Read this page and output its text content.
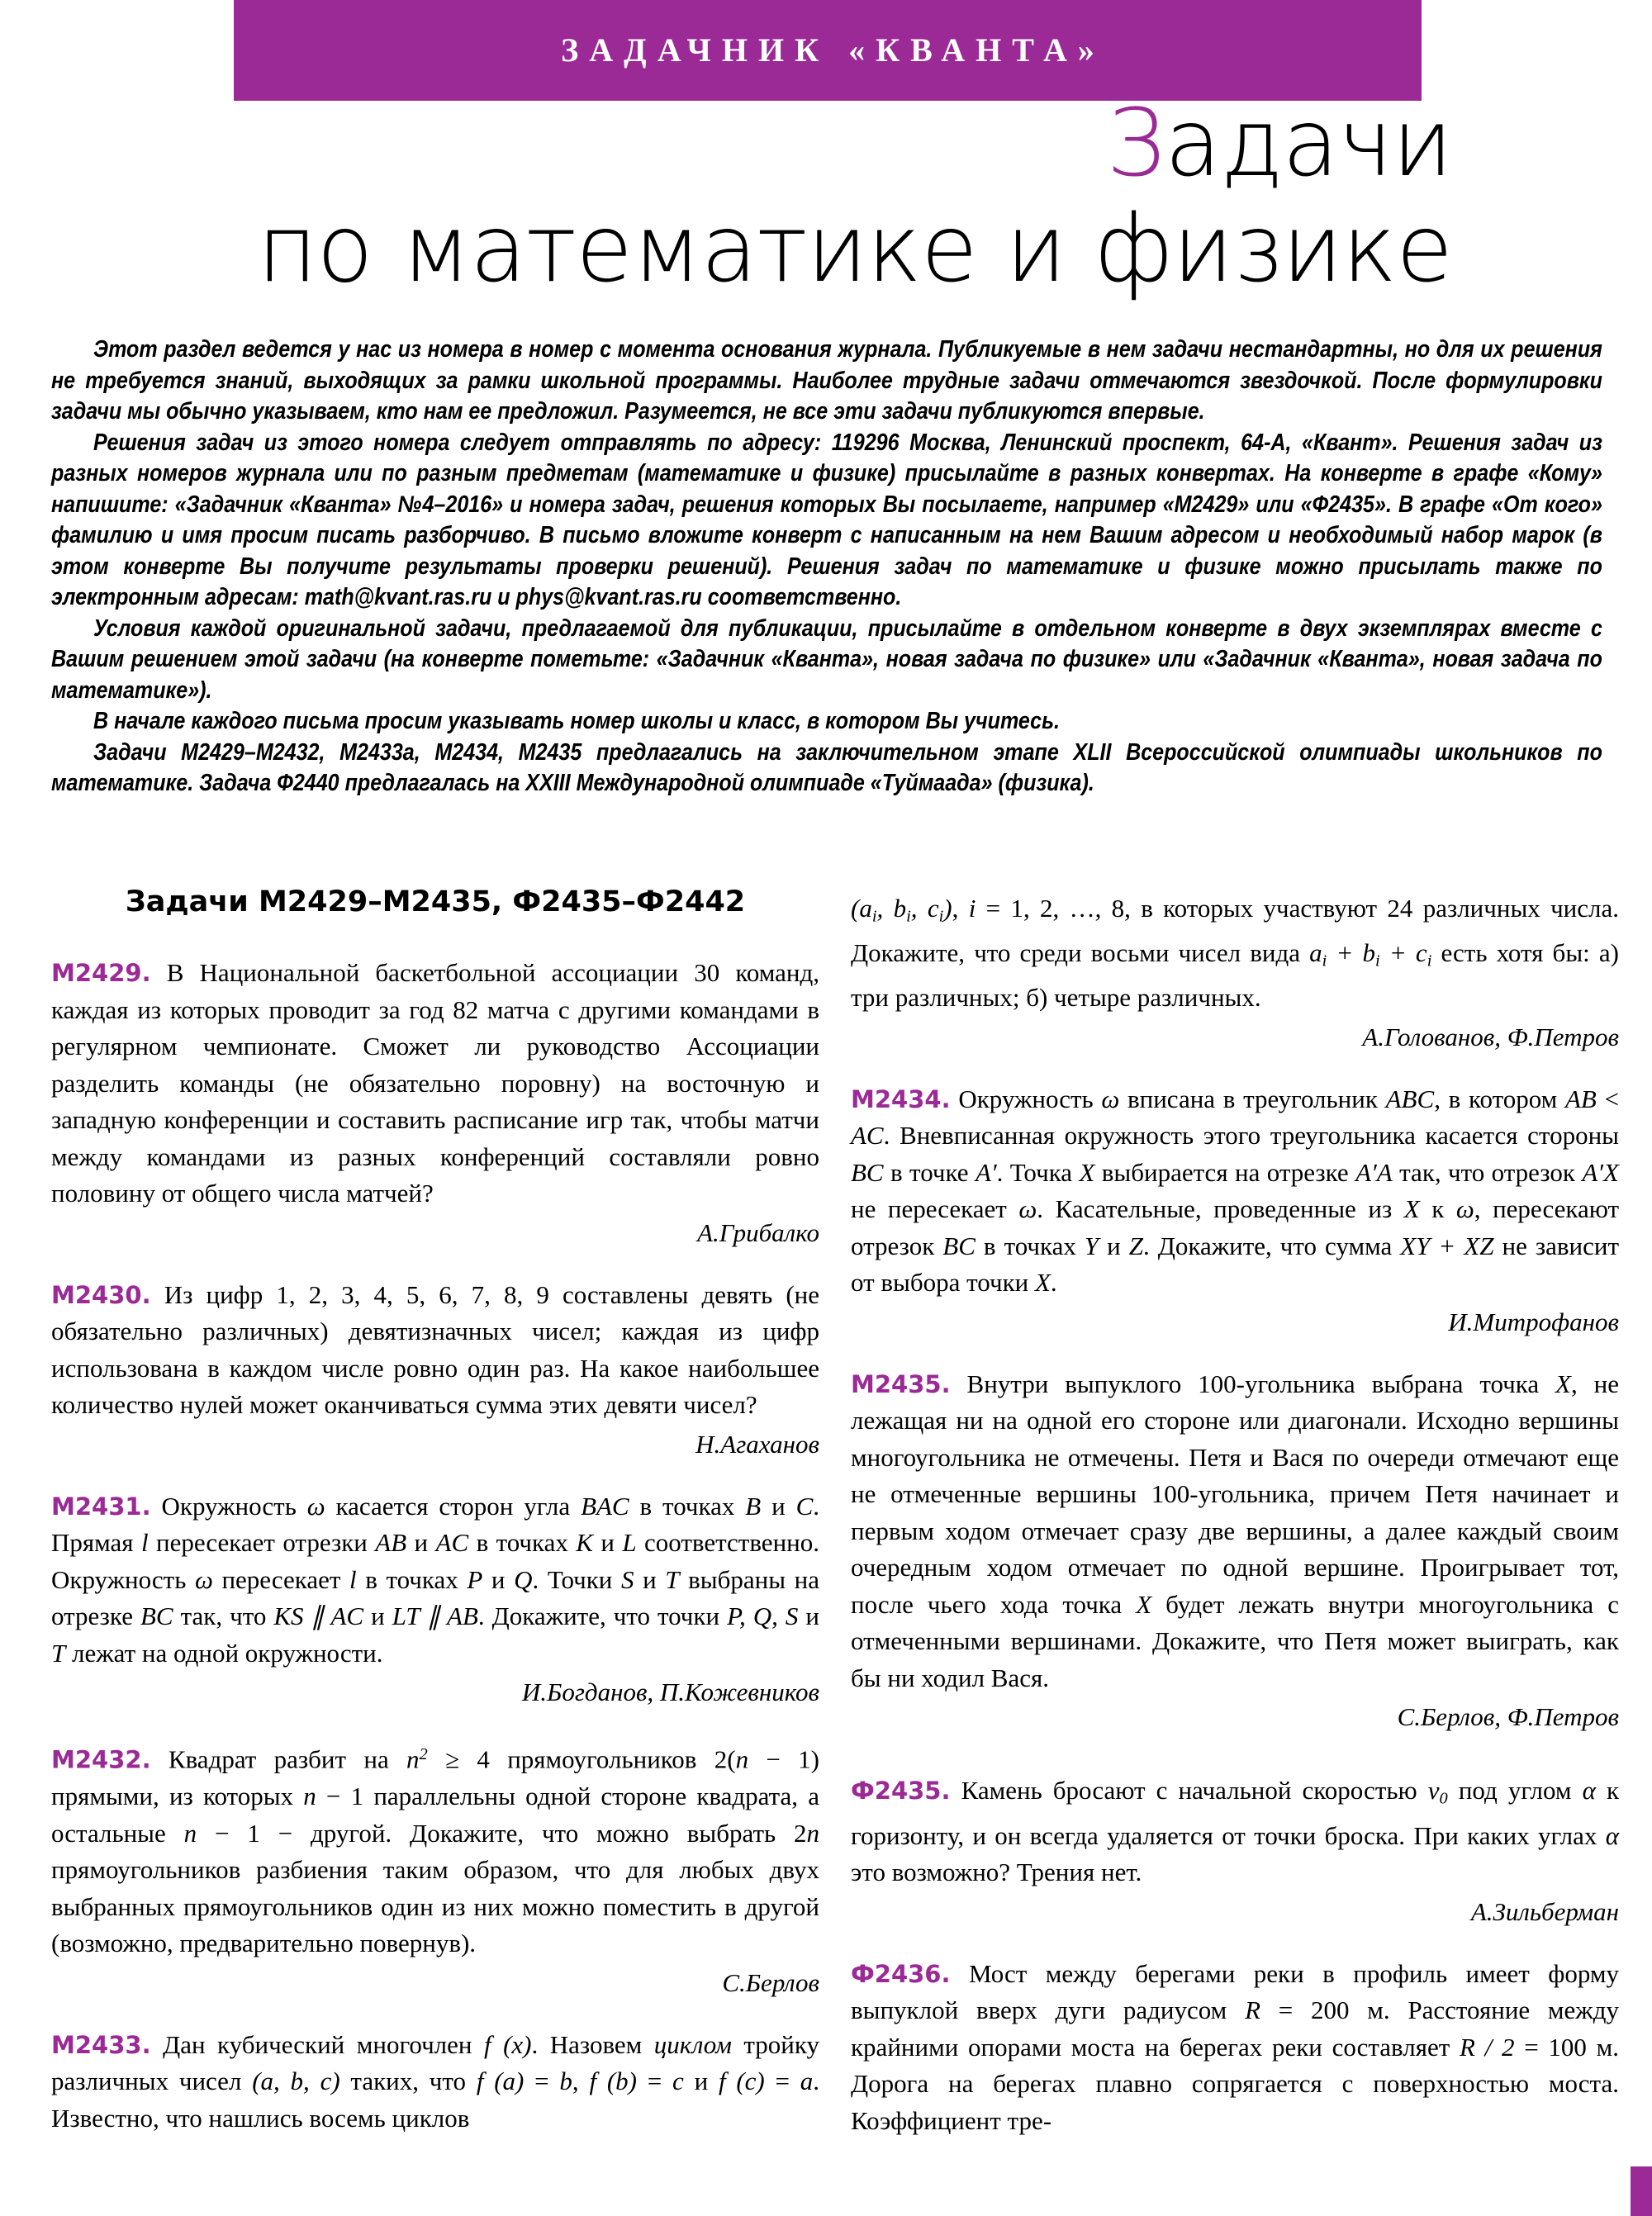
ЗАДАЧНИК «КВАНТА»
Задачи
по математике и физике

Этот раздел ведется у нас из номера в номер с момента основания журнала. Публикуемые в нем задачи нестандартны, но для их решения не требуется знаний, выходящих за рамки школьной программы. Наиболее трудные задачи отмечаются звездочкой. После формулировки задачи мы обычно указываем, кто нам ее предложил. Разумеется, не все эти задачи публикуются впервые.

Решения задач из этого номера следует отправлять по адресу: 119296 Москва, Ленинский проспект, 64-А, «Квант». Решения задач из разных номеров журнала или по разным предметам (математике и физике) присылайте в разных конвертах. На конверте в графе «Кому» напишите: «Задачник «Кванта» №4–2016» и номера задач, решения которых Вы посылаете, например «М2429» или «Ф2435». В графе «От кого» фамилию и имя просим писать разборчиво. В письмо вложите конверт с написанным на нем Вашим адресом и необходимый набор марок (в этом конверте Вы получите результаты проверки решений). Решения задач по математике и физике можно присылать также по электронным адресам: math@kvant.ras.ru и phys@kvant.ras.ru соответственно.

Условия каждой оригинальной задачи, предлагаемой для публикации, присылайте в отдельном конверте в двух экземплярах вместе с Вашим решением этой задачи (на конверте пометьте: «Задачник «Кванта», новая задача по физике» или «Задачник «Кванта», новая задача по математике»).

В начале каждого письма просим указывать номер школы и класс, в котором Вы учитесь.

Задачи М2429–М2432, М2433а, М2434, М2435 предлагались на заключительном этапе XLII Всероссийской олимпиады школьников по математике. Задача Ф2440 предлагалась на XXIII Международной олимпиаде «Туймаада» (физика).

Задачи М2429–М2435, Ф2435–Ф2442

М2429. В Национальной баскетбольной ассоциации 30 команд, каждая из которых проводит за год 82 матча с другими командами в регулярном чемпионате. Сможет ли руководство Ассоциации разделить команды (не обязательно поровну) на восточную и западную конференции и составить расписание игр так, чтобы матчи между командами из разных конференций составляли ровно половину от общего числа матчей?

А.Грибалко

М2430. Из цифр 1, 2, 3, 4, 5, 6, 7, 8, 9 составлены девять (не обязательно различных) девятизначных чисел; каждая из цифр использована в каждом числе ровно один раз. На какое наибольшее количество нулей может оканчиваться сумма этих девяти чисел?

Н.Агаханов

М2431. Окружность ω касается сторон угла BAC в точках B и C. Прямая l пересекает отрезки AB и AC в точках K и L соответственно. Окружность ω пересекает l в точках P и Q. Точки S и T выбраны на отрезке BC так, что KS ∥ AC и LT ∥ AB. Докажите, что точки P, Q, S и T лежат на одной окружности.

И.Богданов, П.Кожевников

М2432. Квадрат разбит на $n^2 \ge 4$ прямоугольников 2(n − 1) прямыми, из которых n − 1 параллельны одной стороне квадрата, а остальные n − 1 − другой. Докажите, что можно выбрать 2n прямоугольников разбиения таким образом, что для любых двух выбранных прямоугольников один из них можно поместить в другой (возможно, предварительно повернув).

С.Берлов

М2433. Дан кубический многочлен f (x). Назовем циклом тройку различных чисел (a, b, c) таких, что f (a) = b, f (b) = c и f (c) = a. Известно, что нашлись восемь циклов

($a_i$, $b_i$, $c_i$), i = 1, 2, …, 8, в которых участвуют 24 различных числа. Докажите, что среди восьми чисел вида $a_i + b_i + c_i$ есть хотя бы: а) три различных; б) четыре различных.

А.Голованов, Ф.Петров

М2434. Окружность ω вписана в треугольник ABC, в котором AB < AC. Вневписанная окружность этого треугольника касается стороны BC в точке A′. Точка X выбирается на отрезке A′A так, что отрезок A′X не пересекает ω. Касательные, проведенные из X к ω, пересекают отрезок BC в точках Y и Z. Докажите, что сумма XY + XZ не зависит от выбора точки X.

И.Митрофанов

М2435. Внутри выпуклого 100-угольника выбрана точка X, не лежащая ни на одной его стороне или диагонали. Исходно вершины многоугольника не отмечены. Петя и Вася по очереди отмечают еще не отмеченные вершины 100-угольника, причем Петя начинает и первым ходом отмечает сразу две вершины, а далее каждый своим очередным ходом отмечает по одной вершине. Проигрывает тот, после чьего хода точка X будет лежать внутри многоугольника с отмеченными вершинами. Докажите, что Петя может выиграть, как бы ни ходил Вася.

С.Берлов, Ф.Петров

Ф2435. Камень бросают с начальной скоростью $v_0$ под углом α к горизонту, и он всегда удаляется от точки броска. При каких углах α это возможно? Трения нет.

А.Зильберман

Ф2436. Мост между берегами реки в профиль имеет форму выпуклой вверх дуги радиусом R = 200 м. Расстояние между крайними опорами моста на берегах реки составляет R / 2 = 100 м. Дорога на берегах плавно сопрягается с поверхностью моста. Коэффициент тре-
■ ■ ■ ■ ■
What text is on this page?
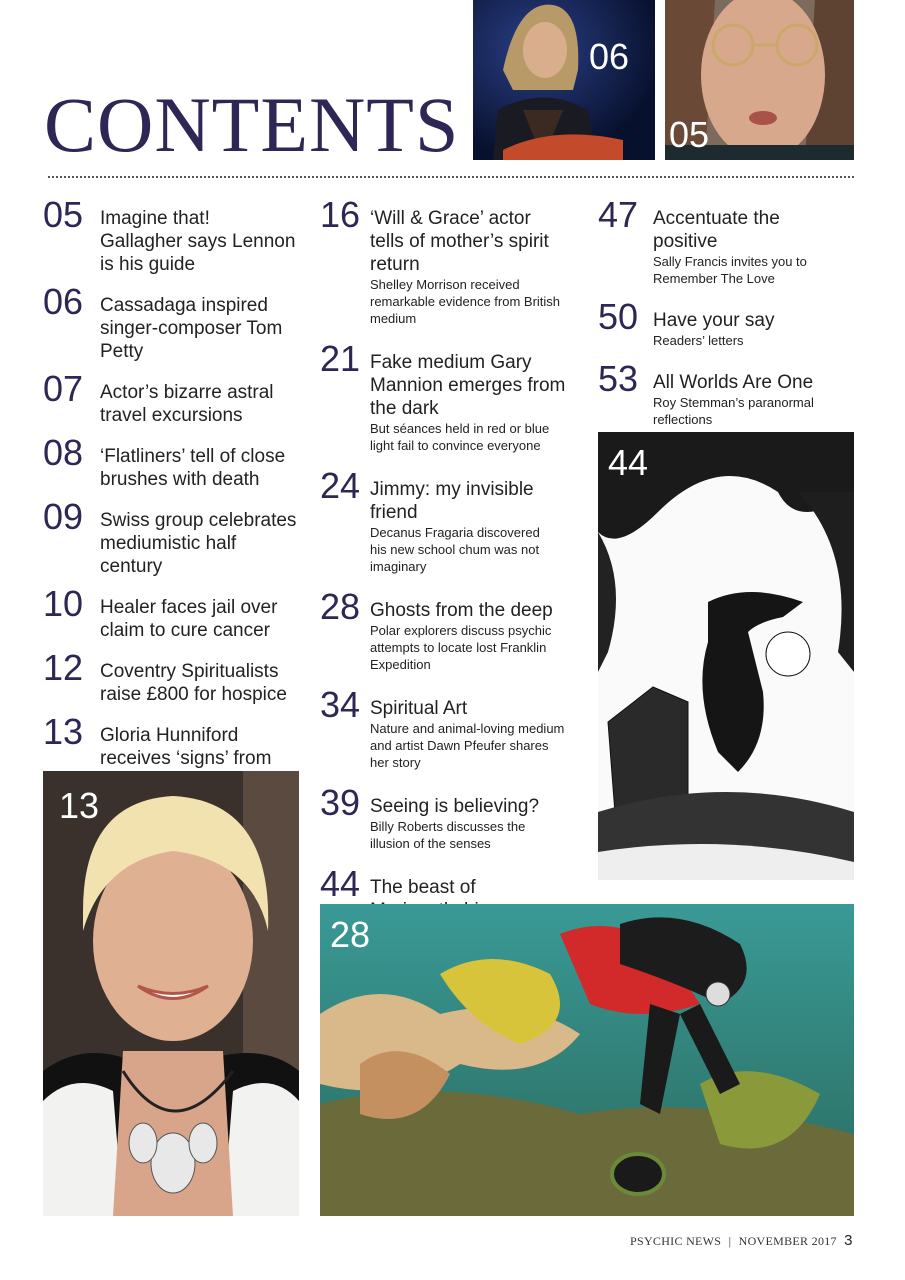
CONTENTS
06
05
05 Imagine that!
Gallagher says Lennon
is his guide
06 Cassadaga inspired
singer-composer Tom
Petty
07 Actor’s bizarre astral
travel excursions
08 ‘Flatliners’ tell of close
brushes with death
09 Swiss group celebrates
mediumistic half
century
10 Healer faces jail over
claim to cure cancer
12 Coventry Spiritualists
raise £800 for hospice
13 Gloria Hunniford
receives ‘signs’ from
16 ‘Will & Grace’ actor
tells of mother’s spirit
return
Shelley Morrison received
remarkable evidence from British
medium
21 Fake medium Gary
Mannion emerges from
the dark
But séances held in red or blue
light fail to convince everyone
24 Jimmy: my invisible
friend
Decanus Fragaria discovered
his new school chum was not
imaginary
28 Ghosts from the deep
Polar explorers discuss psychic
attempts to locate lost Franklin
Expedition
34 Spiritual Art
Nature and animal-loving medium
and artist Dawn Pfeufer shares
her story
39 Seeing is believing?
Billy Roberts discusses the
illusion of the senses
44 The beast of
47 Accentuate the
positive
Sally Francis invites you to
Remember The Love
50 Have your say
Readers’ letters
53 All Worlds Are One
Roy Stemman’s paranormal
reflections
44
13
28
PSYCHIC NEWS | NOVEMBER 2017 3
■ ■ ■ ■ ■
> WHAT IS ASKED:
Pull out each line of the records holding the string "соответственно".

> OUTPUT FOR THIS TASK:
Решения задач из этого номера следует отправлять по адресу: 119296 Москва, Ленинский проспект, 64-А, «Квант». Решения задач из разных номеров журнала или по разным предметам (математике и физике) присылайте в разных конвертах. На конверте в графе «Кому» напишите: «Задачник «Кванта» №4–2016» и номера задач, решения которых Вы посылаете, например «М2429» или «Ф2435». В графе «От кого» фамилию и имя просим писать разборчиво. В письмо вложите конверт с написанным на нем Вашим адресом и необходимый набор марок (в этом конверте Вы получите результаты проверки решений). Решения задач по математике и физике можно присылать также по электронным адресам: math@kvant.ras.ru и phys@kvant.ras.ru соответственно.
М2431. Окружность ω касается сторон угла BAC в точках B и C. Прямая l пересекает отрезки AB и AC в точках K и L соответственно. Окружность ω пересекает l в точках P и Q. Точки S и T выбраны на отрезке BC так, что KS ∥ AC и LT ∥ AB. Докажите, что точки P, Q, S и T лежат на одной окружности.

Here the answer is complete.